◆ SUPPLIED MATERIAL ◆
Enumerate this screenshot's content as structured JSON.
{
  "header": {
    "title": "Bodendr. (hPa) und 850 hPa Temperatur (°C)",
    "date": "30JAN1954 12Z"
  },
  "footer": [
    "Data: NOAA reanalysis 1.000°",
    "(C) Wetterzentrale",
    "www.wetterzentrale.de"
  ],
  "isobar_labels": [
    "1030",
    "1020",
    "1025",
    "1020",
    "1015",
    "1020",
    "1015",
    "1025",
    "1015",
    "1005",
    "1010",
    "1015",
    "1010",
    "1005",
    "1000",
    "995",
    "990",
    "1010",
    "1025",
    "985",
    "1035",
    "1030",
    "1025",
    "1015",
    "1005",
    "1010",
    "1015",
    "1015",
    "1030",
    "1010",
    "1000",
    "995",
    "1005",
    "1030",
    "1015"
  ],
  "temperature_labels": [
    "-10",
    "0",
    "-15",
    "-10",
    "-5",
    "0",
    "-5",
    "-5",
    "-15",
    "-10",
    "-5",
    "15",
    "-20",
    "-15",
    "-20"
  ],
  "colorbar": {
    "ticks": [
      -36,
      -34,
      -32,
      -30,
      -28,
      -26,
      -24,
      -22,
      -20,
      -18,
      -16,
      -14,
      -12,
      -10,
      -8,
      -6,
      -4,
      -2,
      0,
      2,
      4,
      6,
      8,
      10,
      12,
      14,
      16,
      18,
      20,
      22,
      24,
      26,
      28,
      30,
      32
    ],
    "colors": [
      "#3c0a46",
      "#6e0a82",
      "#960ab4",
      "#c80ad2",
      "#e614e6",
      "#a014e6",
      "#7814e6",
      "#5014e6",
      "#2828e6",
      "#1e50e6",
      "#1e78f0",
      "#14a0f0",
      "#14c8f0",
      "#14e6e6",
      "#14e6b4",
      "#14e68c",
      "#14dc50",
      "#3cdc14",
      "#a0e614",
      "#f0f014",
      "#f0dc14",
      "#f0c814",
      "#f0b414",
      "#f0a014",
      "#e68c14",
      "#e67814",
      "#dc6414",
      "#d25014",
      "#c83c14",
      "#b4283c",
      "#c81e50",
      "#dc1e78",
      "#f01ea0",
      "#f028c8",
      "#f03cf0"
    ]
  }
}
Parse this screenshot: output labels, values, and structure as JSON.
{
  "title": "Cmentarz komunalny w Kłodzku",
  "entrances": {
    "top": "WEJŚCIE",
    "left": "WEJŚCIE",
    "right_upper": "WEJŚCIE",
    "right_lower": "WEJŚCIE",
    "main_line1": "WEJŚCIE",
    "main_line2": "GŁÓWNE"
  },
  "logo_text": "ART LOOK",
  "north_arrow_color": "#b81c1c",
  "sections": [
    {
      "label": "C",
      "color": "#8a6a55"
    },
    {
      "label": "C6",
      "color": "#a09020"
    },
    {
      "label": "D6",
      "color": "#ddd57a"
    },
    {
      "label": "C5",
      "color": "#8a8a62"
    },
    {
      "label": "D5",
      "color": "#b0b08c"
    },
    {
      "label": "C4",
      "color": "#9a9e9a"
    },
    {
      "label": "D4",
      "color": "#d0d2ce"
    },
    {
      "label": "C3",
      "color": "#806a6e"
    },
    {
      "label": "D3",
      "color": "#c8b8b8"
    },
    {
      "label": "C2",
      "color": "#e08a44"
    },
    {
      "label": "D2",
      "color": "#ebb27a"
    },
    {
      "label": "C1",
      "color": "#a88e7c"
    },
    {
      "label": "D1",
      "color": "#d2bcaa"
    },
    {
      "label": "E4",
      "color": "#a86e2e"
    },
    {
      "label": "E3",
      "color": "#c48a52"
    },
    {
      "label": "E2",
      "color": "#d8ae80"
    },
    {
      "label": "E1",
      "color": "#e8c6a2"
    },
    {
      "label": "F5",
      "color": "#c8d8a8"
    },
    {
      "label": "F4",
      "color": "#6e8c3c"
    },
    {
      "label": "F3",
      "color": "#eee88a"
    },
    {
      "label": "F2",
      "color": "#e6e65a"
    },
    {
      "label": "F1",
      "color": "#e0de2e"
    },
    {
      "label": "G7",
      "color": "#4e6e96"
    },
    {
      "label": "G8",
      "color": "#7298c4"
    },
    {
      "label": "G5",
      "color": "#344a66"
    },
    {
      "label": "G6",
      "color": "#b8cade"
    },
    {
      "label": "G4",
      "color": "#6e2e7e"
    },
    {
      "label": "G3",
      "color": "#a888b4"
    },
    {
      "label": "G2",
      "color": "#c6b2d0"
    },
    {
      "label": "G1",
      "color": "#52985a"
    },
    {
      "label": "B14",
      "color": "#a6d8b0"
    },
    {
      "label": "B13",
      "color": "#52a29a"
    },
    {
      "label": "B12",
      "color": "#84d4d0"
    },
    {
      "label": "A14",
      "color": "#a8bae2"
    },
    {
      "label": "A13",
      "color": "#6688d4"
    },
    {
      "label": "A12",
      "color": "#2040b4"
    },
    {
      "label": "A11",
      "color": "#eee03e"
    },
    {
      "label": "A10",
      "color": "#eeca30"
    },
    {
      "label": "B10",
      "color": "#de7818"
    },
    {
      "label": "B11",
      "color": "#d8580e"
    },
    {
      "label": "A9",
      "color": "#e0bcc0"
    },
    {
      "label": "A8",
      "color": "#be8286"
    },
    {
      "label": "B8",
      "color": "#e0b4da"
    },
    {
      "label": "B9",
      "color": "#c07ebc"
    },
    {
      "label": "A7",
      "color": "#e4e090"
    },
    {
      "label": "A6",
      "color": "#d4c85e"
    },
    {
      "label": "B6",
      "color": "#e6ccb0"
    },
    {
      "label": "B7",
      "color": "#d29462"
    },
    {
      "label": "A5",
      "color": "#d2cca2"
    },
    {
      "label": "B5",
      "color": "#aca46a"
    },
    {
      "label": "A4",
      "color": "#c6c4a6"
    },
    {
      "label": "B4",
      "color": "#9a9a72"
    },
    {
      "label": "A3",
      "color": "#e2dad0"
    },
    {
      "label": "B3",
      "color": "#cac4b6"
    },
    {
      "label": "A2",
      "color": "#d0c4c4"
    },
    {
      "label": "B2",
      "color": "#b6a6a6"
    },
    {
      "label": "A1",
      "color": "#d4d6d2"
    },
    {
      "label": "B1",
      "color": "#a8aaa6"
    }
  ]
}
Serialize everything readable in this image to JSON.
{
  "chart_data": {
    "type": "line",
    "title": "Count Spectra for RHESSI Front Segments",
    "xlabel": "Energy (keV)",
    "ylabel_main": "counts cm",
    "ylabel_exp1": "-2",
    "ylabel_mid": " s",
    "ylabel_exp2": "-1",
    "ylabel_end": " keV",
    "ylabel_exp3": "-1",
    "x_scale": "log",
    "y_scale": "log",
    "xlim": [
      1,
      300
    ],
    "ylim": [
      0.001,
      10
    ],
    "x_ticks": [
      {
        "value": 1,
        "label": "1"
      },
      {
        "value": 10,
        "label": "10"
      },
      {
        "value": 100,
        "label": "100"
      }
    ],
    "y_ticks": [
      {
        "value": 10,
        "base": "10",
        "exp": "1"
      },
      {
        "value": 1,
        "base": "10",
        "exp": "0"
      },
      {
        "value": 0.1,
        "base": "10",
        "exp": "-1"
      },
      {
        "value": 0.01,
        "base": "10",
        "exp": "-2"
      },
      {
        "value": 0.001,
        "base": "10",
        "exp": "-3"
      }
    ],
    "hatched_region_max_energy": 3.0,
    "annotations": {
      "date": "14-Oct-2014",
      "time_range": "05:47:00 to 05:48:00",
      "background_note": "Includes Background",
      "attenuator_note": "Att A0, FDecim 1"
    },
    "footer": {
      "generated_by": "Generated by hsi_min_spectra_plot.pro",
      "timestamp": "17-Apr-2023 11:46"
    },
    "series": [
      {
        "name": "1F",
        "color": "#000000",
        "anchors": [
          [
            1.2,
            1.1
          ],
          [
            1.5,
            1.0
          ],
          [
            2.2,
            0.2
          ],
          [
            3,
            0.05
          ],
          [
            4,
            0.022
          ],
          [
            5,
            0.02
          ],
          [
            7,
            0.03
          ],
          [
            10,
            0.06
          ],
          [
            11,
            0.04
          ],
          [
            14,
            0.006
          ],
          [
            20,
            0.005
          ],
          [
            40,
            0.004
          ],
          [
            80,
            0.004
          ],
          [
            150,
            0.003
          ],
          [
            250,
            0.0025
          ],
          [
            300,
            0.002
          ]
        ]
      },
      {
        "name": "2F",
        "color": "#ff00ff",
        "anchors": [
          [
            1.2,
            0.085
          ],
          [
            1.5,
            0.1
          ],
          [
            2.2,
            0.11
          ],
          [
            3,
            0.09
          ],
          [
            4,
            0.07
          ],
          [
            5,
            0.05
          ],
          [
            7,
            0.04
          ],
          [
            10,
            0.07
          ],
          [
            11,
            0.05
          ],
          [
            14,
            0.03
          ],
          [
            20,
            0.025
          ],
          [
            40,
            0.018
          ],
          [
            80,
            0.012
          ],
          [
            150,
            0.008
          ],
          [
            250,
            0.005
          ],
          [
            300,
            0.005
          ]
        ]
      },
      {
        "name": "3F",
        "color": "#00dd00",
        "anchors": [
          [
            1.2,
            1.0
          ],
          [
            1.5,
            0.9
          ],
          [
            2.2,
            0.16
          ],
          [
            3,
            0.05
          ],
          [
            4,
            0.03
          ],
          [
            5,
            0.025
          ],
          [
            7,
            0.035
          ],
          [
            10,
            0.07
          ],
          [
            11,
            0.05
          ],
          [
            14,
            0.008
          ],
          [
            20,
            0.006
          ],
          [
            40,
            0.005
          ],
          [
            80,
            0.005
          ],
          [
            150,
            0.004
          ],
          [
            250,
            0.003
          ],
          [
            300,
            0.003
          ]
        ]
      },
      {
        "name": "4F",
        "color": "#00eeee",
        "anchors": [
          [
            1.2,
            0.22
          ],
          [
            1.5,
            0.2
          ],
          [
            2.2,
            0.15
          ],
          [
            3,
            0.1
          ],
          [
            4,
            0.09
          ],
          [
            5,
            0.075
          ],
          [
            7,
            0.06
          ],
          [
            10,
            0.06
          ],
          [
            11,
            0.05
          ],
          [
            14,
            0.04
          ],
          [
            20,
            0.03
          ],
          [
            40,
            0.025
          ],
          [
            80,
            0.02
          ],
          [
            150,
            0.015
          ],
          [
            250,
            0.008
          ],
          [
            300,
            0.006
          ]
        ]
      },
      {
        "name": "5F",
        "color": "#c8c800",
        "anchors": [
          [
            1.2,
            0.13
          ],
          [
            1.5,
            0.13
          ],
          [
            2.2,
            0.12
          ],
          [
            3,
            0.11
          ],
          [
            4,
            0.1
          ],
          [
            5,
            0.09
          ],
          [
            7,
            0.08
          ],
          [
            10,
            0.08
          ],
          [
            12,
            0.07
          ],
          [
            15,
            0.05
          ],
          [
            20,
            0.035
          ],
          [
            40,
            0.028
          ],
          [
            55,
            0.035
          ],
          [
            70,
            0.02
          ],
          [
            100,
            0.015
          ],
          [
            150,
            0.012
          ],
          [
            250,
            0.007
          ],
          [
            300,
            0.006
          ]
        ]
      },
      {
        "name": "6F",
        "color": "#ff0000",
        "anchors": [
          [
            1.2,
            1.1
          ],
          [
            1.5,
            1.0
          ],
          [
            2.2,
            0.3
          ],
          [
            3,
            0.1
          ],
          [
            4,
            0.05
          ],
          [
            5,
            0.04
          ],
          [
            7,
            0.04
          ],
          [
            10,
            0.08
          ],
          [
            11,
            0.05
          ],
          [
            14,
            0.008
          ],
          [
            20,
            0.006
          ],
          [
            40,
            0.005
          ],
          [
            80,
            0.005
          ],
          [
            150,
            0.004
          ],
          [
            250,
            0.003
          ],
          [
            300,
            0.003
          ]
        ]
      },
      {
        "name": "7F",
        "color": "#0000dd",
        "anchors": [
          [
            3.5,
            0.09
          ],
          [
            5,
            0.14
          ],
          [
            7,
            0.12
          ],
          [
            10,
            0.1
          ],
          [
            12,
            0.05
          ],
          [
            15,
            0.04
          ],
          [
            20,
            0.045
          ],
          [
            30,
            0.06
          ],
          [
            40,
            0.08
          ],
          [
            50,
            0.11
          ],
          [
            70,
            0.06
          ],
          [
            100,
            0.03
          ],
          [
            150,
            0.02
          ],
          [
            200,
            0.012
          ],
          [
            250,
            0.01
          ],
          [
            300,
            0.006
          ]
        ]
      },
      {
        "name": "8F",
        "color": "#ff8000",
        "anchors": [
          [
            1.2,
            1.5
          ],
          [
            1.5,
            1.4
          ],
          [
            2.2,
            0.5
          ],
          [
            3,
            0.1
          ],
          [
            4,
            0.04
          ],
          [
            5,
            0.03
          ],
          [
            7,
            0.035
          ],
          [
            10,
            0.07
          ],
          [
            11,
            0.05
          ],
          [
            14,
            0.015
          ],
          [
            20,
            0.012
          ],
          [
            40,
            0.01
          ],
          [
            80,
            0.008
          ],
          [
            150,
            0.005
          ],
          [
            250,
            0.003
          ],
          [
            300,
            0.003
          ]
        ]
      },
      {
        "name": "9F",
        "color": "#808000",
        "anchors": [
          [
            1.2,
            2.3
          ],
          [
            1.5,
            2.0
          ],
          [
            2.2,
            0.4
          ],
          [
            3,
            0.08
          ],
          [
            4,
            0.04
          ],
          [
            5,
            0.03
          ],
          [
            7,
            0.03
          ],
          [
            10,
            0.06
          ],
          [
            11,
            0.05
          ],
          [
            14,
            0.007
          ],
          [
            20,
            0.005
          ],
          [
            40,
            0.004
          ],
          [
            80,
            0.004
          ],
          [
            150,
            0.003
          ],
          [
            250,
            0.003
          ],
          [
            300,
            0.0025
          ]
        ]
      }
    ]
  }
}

◆ WHAT NEEDS TO BE DONE ◆
Find the lines with the string "JSON" and reproduce them.

◆ TASK SOLUTION ◆
Enumerate this screenshot's content as structured JSON.
Parse this screenshot: output labels, values, and structure as JSON.
Serialize everything readable in this image to JSON.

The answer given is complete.